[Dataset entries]
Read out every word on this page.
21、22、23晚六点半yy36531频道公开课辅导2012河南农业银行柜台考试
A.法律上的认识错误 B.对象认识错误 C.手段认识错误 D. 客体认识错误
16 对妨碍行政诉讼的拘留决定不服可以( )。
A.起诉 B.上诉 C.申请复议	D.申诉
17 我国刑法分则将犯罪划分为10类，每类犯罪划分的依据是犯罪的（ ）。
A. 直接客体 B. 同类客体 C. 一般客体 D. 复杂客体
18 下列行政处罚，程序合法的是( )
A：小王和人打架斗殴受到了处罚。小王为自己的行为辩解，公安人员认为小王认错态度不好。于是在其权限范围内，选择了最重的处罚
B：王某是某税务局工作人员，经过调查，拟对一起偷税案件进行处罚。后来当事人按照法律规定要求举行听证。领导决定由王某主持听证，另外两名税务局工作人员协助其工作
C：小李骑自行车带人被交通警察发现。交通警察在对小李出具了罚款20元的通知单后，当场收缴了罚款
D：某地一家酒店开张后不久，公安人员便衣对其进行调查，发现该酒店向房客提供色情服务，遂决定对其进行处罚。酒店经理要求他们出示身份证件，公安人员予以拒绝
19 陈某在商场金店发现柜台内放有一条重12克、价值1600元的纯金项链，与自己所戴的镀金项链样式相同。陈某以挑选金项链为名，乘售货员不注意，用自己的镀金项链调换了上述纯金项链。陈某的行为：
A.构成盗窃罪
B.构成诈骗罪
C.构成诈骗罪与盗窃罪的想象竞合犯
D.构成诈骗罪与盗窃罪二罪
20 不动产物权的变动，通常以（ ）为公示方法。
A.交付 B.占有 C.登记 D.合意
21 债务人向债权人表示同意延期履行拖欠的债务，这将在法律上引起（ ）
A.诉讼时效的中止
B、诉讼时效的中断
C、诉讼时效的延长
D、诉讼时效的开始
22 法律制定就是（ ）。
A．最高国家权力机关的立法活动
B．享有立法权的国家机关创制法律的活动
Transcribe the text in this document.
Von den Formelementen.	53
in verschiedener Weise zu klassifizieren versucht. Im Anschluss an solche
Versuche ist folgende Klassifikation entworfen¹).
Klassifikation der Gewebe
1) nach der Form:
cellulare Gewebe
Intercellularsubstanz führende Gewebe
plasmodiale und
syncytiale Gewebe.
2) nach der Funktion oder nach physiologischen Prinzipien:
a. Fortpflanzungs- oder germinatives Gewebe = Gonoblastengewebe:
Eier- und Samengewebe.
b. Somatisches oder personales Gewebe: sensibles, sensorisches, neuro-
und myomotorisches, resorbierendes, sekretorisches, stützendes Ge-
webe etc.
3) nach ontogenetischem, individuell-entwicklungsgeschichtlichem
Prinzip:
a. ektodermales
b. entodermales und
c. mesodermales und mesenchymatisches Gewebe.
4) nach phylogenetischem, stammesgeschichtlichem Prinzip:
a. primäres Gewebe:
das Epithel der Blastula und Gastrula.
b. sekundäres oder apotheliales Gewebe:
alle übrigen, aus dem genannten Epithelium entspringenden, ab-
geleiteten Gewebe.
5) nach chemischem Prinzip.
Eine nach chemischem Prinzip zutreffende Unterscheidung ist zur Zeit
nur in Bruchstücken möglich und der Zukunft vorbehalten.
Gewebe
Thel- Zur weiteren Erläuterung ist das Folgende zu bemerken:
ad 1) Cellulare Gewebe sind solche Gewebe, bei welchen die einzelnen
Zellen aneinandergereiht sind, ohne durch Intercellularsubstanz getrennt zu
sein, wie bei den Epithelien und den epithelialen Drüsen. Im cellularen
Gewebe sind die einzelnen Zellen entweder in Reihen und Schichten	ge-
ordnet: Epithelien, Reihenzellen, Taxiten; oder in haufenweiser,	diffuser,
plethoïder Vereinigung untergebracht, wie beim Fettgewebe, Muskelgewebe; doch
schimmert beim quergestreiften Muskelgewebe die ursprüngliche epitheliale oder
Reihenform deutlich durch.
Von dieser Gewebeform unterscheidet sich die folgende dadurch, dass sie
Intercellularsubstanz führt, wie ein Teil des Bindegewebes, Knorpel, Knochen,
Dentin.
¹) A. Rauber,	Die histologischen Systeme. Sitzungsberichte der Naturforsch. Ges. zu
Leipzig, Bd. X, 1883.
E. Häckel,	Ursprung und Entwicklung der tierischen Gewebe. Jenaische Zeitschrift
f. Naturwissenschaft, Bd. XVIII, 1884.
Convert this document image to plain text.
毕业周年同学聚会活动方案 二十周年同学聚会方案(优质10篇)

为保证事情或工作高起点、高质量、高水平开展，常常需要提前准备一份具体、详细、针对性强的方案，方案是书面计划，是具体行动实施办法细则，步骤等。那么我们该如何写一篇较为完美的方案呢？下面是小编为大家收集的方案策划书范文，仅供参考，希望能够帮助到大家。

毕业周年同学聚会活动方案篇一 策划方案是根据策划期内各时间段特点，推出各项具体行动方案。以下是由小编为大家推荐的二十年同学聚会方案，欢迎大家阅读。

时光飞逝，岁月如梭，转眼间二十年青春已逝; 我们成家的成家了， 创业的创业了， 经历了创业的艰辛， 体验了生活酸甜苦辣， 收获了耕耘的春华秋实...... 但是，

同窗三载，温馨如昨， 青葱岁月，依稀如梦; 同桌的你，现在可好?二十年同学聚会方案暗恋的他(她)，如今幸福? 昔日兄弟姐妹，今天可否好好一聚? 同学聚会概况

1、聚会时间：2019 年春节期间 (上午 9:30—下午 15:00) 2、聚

## DO THIS
Gather each line of the records holding the string "beim".

## EXERCISE RESULT
plethoïder Vereinigung untergebracht, wie beim Fettgewebe, Muskelgewebe; doch
schimmert beim quergestreiften Muskelgewebe die ursprüngliche epitheliale oder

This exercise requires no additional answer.